■ **Page extract**
Sunday, May 29, 2011

Letter to a client

Mike*, our foundation client and a dear friend, sent us a really bearish broker note as if John Hempton - a shortseller by inclination - needed to get more bearish. He was adjusting his portfolio accordingly. We won't be.

Here - with a few corrections and expansions - is my reply:

Dear Mike 
The bear case always sounds intellectually more convincing than the bull case. And it is in this broker note too. Intellectual sounding and convincing. 
But America is still an amazingly innovative country, humans are ingenious and most of the imbalances will sort themselves out. Big cap equities are cheap relative to almost all other assets (especially relative to small cap equities, cash and bonds and to many assets such as commercial property that require leverage). Cash yields almost minus 3 percent after inflation and less post tax. Bonds are scary as hell and yield minus 1% after tax and inflation. 
Big though difficult-to-run companies are at low teens multiples.  Great franchises are at mid-teens multiples.  Tesco (UK) which is a truly great franchise - is at a 14 PE ratio. And the Pound is historically cheap. WalMart and Target - both slightly less good franchises - are at 12 times. The difficult parts of Silicon Valley (eg HP) are well under 10 times PE ratios (and we feel no need to own that one). The less difficult parts of Silicon Valley (Google for instance) are at a high teens PE ratio once you take out the excess cash. We own that. 
Own equities.  Don't kid yourself.  Mega-cap equities are generationally cheap compared to other assets - and certainly compared to the cash/bond/levered asset complex. 
Just don't be blind about it. The places that there have been high returns (Asia, small caps, smaller resource companies) are riddled with fraud. Twenty five years of deregulation and the high levels of innovation mean we have high and rising levels of stock fraud. Fortunately there is much less fraud risk in mega-caps.

■ **Required work**
a: Update the entries from the first line through the line containing "tab-tags[interactable]: 태그 xyxy=(232,276,284,316)", replacing "interactable" with "clickable" and keeping everything else the same.
b: Write the next portion of the letter to a client about equity valuations and stock fraud, beginning right after its final sentence.

■ **Dataset records**
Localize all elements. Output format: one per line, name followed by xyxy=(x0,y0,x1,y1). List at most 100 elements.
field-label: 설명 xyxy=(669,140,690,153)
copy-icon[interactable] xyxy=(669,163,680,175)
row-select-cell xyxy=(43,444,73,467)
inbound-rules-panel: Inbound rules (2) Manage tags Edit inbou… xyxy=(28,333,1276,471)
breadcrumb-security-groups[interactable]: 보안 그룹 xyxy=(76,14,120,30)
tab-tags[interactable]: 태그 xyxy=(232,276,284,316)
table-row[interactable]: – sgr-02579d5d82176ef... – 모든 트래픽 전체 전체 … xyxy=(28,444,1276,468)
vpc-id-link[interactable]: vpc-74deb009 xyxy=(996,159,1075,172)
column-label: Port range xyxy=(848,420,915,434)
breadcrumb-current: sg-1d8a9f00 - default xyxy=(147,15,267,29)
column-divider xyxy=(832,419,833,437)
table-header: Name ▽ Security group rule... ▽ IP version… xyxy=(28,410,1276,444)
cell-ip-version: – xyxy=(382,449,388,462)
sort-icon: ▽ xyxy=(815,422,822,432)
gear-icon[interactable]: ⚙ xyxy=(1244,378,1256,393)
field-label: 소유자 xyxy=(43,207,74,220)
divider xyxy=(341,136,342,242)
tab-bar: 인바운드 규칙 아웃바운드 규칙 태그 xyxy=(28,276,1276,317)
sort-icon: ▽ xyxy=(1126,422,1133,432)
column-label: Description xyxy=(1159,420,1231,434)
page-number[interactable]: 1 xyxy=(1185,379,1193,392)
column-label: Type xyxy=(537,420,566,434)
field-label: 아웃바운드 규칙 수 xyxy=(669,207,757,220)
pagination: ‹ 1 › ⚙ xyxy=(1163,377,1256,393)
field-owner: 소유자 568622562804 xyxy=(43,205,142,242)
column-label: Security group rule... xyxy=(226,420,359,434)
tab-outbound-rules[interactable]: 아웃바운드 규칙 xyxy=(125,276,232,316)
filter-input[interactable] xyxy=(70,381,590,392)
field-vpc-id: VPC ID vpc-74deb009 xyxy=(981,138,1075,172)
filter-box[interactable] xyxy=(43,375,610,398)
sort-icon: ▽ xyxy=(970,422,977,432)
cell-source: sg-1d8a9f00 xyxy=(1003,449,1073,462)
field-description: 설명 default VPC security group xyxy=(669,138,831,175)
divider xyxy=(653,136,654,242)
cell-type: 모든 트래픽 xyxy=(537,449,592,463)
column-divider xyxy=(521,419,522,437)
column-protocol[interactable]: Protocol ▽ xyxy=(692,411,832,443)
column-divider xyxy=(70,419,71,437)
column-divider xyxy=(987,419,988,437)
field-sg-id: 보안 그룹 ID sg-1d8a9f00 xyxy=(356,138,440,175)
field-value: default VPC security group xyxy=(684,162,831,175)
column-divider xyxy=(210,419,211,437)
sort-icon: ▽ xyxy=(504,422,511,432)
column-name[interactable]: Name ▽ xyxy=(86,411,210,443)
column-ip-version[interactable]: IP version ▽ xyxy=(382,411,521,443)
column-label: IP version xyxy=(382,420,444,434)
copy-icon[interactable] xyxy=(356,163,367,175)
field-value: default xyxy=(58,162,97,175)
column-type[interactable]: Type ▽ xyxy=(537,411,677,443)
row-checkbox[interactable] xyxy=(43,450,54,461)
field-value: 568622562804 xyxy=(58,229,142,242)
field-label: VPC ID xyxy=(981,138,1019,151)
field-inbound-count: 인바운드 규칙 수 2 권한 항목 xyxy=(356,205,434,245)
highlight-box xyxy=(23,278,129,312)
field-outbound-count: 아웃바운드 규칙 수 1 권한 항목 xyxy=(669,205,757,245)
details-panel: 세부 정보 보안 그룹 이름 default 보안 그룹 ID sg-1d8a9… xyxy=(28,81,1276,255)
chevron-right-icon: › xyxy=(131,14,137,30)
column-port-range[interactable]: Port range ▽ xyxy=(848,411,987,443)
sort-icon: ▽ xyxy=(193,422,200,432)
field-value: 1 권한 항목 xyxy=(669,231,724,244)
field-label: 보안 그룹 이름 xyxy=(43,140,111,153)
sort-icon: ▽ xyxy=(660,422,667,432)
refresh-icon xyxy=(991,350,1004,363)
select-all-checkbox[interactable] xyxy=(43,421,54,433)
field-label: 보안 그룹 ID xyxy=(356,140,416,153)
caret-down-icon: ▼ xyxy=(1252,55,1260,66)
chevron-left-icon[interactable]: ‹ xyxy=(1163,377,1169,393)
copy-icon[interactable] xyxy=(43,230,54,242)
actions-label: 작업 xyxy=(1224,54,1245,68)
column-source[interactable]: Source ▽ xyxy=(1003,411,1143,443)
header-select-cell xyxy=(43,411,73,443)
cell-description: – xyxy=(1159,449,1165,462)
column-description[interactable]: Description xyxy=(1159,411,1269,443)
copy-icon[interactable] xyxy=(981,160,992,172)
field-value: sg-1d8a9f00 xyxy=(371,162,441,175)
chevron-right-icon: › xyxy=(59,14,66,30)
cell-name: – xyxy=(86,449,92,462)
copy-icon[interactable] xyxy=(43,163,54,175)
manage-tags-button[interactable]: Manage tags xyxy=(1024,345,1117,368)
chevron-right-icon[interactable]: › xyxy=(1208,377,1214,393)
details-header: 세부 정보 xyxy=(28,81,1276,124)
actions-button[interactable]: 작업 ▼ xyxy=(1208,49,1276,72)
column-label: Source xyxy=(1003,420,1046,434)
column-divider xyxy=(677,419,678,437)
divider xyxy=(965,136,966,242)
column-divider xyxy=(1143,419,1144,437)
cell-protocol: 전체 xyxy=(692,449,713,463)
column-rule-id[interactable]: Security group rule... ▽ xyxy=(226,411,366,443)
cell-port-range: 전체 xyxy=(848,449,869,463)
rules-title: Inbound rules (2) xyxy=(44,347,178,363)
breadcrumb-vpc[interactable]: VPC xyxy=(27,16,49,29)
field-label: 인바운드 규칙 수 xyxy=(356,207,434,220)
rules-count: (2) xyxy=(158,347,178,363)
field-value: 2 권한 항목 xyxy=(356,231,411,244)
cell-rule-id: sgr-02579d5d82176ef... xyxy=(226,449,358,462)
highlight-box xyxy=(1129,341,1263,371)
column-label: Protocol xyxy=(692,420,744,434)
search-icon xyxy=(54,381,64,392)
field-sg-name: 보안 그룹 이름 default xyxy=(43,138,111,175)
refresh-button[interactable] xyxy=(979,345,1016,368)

■ **Answer set**
a:
Localize all elements. Output format: one per line, name followed by xyxy=(x0,y0,x1,y1). List at most 100 elements.
field-label: 설명 xyxy=(669,140,690,153)
copy-icon[clickable] xyxy=(669,163,680,175)
row-select-cell xyxy=(43,444,73,467)
inbound-rules-panel: Inbound rules (2) Manage tags Edit inbou… xyxy=(28,333,1276,471)
breadcrumb-security-groups[clickable]: 보안 그룹 xyxy=(76,14,120,30)
tab-tags[clickable]: 태그 xyxy=(232,276,284,316)

b:
Don't own Australia or the iron-ore-coal-steel complex. It has run too far and has been too easy to make money. Too many stupid/aggressive/greedy people are doing too much expansion. Some of these people are stupid - but they have made much more money than you or me so they must be right!
I can find dozens of reasons to be bearish - but I look at it dispassionately and I am bullish on big caps, and bullish on America. The problems will sort themselves out and the American exceptionalism (decent institutions, free enough markets and a willingness to take risks) will work their magic again. 
Anything that takes you out of real assets (businesses and property that generate real cash flow) and puts you into nominal assets is - with a ten year time-frame - a bad idea. (And why is your personal account any shorter dated than that?) 
Just don't get greedy by buying things you do not understand: you will be ripped off. The underlying fraud level is as high as I have ever seen it.
Oh, and we are also bullish on France and Germany. Old Europe has manufacturing and production power of enormous levels. (Remember what they produced to fight wars? Their productive capacity is very high and Americans have forgotten that. They do engineering as well as anybody. And Germany no longer has a restrictive monetary policy to crush its consumer market.) 
Also the French are in that lovely position of having convinced newly rich Asians that they are the arbiters of good taste. There are few higher ROE businesses. France has played Asia better than America.
We can see plenty of reasons to be bearish - but just the frauds makes our portfolio short enough. Indeed we are plenty short and likely to remain so until I can't find frauds with ease.
Beyond that, there is a lot of pessimism around. It has got to be time to be bullish. We certainly do not desire being 125 percent net long or hyper-aggressive like that - but we will take steps to become incrementally longer. We are if anything too short.



J


*Mike is not his real name.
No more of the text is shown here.